» **WHAT YOU SHOULD DO**: Transcribe every line of the records below word for word, leaving out the pictures.

++++ DATASET RECORDS ++++

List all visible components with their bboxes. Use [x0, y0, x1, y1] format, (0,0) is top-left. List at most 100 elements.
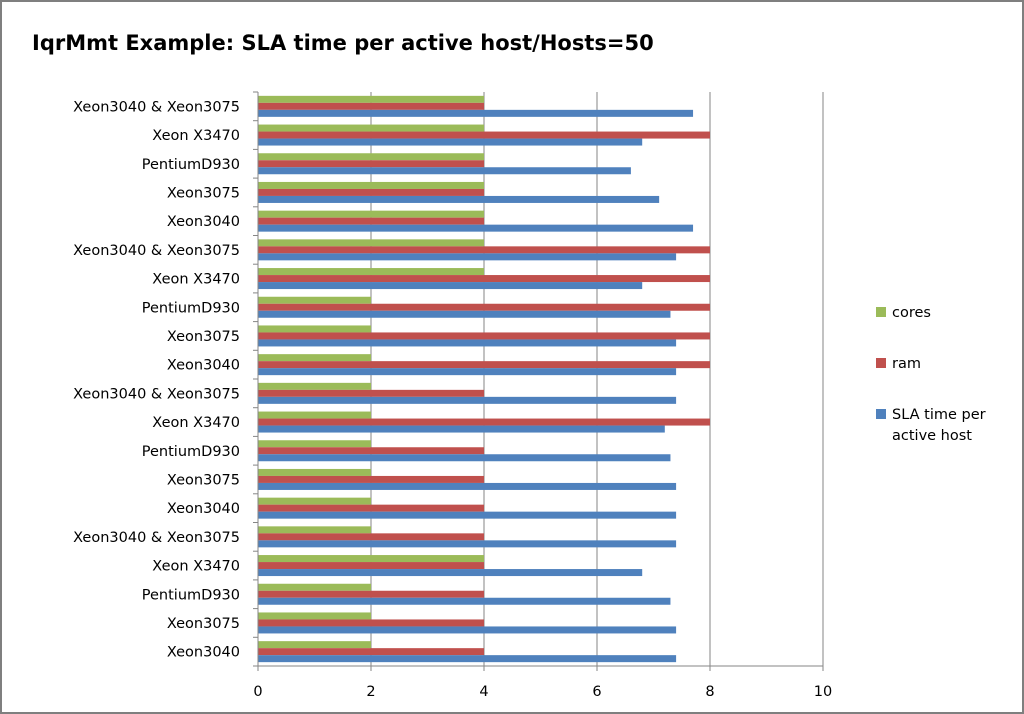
bar-ram — [258, 102, 484, 110]
bar-ram — [258, 275, 710, 283]
bar-sla-time-per-active-host — [258, 655, 677, 663]
bar-cores — [258, 296, 371, 304]
bar-ram — [258, 562, 484, 570]
bar-cores — [258, 583, 371, 591]
category-label: Xeon3075 — [167, 616, 240, 632]
bar-cores — [258, 382, 371, 390]
bar-sla-time-per-active-host — [258, 224, 694, 232]
bar-ram — [258, 217, 484, 225]
bar-ram — [258, 648, 484, 656]
bar-sla-time-per-active-host — [258, 253, 677, 261]
bar-sla-time-per-active-host — [258, 540, 677, 548]
bar-sla-time-per-active-host — [258, 109, 694, 117]
category-labels: Xeon3040 & Xeon3075 Xeon X3470 PentiumD930… — [73, 91, 258, 661]
bar-sla-time-per-active-host — [258, 396, 677, 404]
bar-ram — [258, 361, 710, 369]
x-tick-label: 8 — [705, 684, 714, 700]
bars — [258, 95, 710, 663]
bar-cores — [258, 239, 484, 247]
bar-sla-time-per-active-host — [258, 425, 665, 433]
bar-sla-time-per-active-host — [258, 282, 643, 290]
bar-cores — [258, 641, 371, 649]
bar-ram — [258, 188, 484, 196]
bar-ram — [258, 389, 484, 397]
bar-cores — [258, 210, 484, 218]
bar-cores — [258, 612, 371, 620]
category-label: Xeon3040 & Xeon3075 — [73, 530, 240, 546]
bar-cores — [258, 411, 371, 419]
category-label: PentiumD930 — [142, 300, 240, 316]
bar-ram — [258, 447, 484, 455]
bar-ram — [258, 475, 484, 483]
legend-swatch — [876, 409, 886, 419]
bar-cores — [258, 555, 484, 563]
category-label: Xeon3040 & Xeon3075 — [73, 99, 240, 115]
bar-cores — [258, 354, 371, 362]
bar-sla-time-per-active-host — [258, 310, 671, 318]
bar-sla-time-per-active-host — [258, 482, 677, 490]
bar-ram — [258, 332, 710, 340]
bar-ram — [258, 590, 484, 598]
legend-label: SLA time per active host — [892, 407, 986, 444]
bar-ram — [258, 504, 484, 512]
x-tick-label: 0 — [253, 684, 262, 700]
x-tick-label: 10 — [814, 684, 832, 700]
category-label: Xeon3040 — [167, 501, 240, 517]
bar-sla-time-per-active-host — [258, 368, 677, 376]
bar-sla-time-per-active-host — [258, 511, 677, 519]
bar-cores — [258, 95, 484, 103]
category-label: PentiumD930 — [142, 444, 240, 460]
bar-ram — [258, 246, 710, 254]
legend-label: ram — [892, 356, 921, 372]
category-label: Xeon X3470 — [152, 128, 240, 144]
chart-title: IqrMmt Example: SLA time per active host… — [32, 31, 654, 55]
bar-cores — [258, 268, 484, 276]
category-label: Xeon X3470 — [152, 272, 240, 288]
bar-ram — [258, 619, 484, 627]
bar-ram — [258, 533, 484, 541]
legend: cores ram SLA time per active host — [876, 305, 986, 444]
bar-sla-time-per-active-host — [258, 597, 671, 605]
bar-sla-time-per-active-host — [258, 569, 643, 577]
bar-cores — [258, 124, 484, 132]
x-axis-ticks: 0 2 4 6 8 10 — [253, 666, 832, 700]
bar-ram — [258, 131, 710, 139]
category-label: Xeon3040 & Xeon3075 — [73, 243, 240, 259]
bar-cores — [258, 526, 371, 534]
gridlines — [370, 92, 824, 666]
bar-cores — [258, 153, 484, 161]
bar-cores — [258, 181, 484, 189]
bar-sla-time-per-active-host — [258, 167, 631, 175]
bar-cores — [258, 468, 371, 476]
category-label: Xeon3075 — [167, 329, 240, 345]
bar-cores — [258, 497, 371, 505]
bar-sla-time-per-active-host — [258, 626, 677, 634]
category-label: PentiumD930 — [142, 587, 240, 603]
bar-cores — [258, 325, 371, 333]
category-label: Xeon3040 & Xeon3075 — [73, 386, 240, 402]
bar-cores — [258, 440, 371, 448]
category-label: Xeon3040 — [167, 358, 240, 374]
bar-ram — [258, 303, 710, 311]
bar-sla-time-per-active-host — [258, 454, 671, 462]
legend-label: cores — [892, 305, 931, 321]
category-label: Xeon3075 — [167, 185, 240, 201]
x-tick-label: 2 — [366, 684, 375, 700]
category-label: Xeon3040 — [167, 214, 240, 230]
category-label: Xeon3075 — [167, 472, 240, 488]
category-label: Xeon X3470 — [152, 559, 240, 575]
legend-swatch — [876, 358, 886, 368]
x-tick-label: 6 — [592, 684, 601, 700]
bar-sla-time-per-active-host — [258, 138, 643, 146]
bar-ram — [258, 160, 484, 168]
category-label: PentiumD930 — [142, 157, 240, 173]
bar-ram — [258, 418, 710, 426]
bar-sla-time-per-active-host — [258, 339, 677, 347]
legend-swatch — [876, 307, 886, 317]
bar-sla-time-per-active-host — [258, 195, 660, 203]
category-label: Xeon3040 — [167, 645, 240, 661]
category-label: Xeon X3470 — [152, 415, 240, 431]
x-tick-label: 4 — [479, 684, 488, 700]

++++

» **SOLUTION TO THIS PROBLEM**:
List all visible components with their bboxes. Use [x0, y0, x1, y1] format, (0,0) is top-left. List at most 100 elements.
bar-ram — [258, 102, 484, 110]
bar-ram — [258, 275, 710, 283]
bar-sla-time-per-active-host — [258, 655, 677, 663]
bar-cores — [258, 296, 371, 304]
bar-ram — [258, 562, 484, 570]
bar-cores — [258, 583, 371, 591]
category-label: Xeon3075 — [167, 616, 240, 632]
bar-cores — [258, 382, 371, 390]
bar-sla-time-per-active-host — [258, 224, 694, 232]
bar-ram — [258, 217, 484, 225]
bar-ram — [258, 648, 484, 656]
bar-sla-time-per-active-host — [258, 253, 677, 261]
bar-sla-time-per-active-host — [258, 540, 677, 548]
bar-sla-time-per-active-host — [258, 109, 694, 117]
category-labels: Xeon3040 & Xeon3075 Xeon X3470 PentiumD930… — [73, 91, 258, 661]
bar-sla-time-per-active-host — [258, 396, 677, 404]
bar-ram — [258, 361, 710, 369]
x-tick-label: 8 — [705, 684, 714, 700]
bars — [258, 95, 710, 663]
bar-cores — [258, 239, 484, 247]
bar-sla-time-per-active-host — [258, 425, 665, 433]
bar-sla-time-per-active-host — [258, 282, 643, 290]
bar-cores — [258, 641, 371, 649]
bar-ram — [258, 188, 484, 196]
bar-ram — [258, 389, 484, 397]
bar-cores — [258, 210, 484, 218]
bar-cores — [258, 612, 371, 620]
category-label: Xeon3040 & Xeon3075 — [73, 530, 240, 546]
bar-cores — [258, 411, 371, 419]
category-label: PentiumD930 — [142, 300, 240, 316]
bar-ram — [258, 447, 484, 455]
bar-ram — [258, 475, 484, 483]
legend-swatch — [876, 409, 886, 419]
bar-cores — [258, 555, 484, 563]
category-label: Xeon3040 & Xeon3075 — [73, 99, 240, 115]
bar-cores — [258, 354, 371, 362]
bar-sla-time-per-active-host — [258, 310, 671, 318]
bar-sla-time-per-active-host — [258, 482, 677, 490]
bar-ram — [258, 332, 710, 340]
bar-ram — [258, 590, 484, 598]
legend-label: SLA time per active host — [892, 407, 986, 444]
bar-ram — [258, 504, 484, 512]
x-tick-label: 0 — [253, 684, 262, 700]
x-tick-label: 10 — [814, 684, 832, 700]
category-label: Xeon3040 — [167, 501, 240, 517]
bar-sla-time-per-active-host — [258, 368, 677, 376]
bar-sla-time-per-active-host — [258, 511, 677, 519]
bar-cores — [258, 95, 484, 103]
category-label: PentiumD930 — [142, 444, 240, 460]
bar-ram — [258, 246, 710, 254]
legend-label: ram — [892, 356, 921, 372]
category-label: Xeon X3470 — [152, 128, 240, 144]
chart-title: IqrMmt Example: SLA time per active host… — [32, 31, 654, 55]
bar-cores — [258, 268, 484, 276]
category-label: Xeon X3470 — [152, 272, 240, 288]
bar-ram — [258, 619, 484, 627]
bar-ram — [258, 533, 484, 541]
legend: cores ram SLA time per active host — [876, 305, 986, 444]
bar-sla-time-per-active-host — [258, 597, 671, 605]
bar-sla-time-per-active-host — [258, 569, 643, 577]
bar-cores — [258, 124, 484, 132]
x-axis-ticks: 0 2 4 6 8 10 — [253, 666, 832, 700]
bar-ram — [258, 131, 710, 139]
category-label: Xeon3040 & Xeon3075 — [73, 243, 240, 259]
bar-cores — [258, 526, 371, 534]
gridlines — [370, 92, 824, 666]
bar-cores — [258, 153, 484, 161]
bar-cores — [258, 181, 484, 189]
bar-sla-time-per-active-host — [258, 167, 631, 175]
bar-cores — [258, 468, 371, 476]
category-label: Xeon3075 — [167, 329, 240, 345]
bar-cores — [258, 497, 371, 505]
bar-sla-time-per-active-host — [258, 626, 677, 634]
category-label: PentiumD930 — [142, 587, 240, 603]
bar-cores — [258, 325, 371, 333]
category-label: Xeon3040 & Xeon3075 — [73, 386, 240, 402]
bar-cores — [258, 440, 371, 448]
category-label: Xeon3040 — [167, 358, 240, 374]
bar-ram — [258, 303, 710, 311]
bar-sla-time-per-active-host — [258, 454, 671, 462]
legend-label: cores — [892, 305, 931, 321]
category-label: Xeon3075 — [167, 185, 240, 201]
x-tick-label: 2 — [366, 684, 375, 700]
category-label: Xeon3040 — [167, 214, 240, 230]
category-label: Xeon3075 — [167, 472, 240, 488]
category-label: Xeon X3470 — [152, 559, 240, 575]
legend-swatch — [876, 358, 886, 368]
x-tick-label: 6 — [592, 684, 601, 700]
bar-sla-time-per-active-host — [258, 138, 643, 146]
bar-ram — [258, 160, 484, 168]
category-label: PentiumD930 — [142, 157, 240, 173]
bar-ram — [258, 418, 710, 426]
bar-sla-time-per-active-host — [258, 339, 677, 347]
legend-swatch — [876, 307, 886, 317]
bar-sla-time-per-active-host — [258, 195, 660, 203]
category-label: Xeon3040 — [167, 645, 240, 661]
category-label: Xeon X3470 — [152, 415, 240, 431]
x-tick-label: 4 — [479, 684, 488, 700]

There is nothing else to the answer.